• Exercise prompt:
Each record below should appear again exactly as written.

• Data in this exercise:

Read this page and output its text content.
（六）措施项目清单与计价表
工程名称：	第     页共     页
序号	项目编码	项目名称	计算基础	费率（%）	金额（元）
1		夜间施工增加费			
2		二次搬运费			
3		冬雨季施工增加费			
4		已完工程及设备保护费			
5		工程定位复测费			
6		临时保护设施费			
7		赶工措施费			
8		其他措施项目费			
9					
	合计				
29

• The completed task:
Read this page and output its text content.
（六）措施项目清单与计价表
工程名称：	第     页共     页
序号	项目编码	项目名称	计算基础	费率（%）	金额（元）
1		夜间施工增加费			
2		二次搬运费			
3		冬雨季施工增加费			
4		已完工程及设备保护费			
5		工程定位复测费			
6		临时保护设施费			
7		赶工措施费			
8		其他措施项目费			
9					
	合计				
29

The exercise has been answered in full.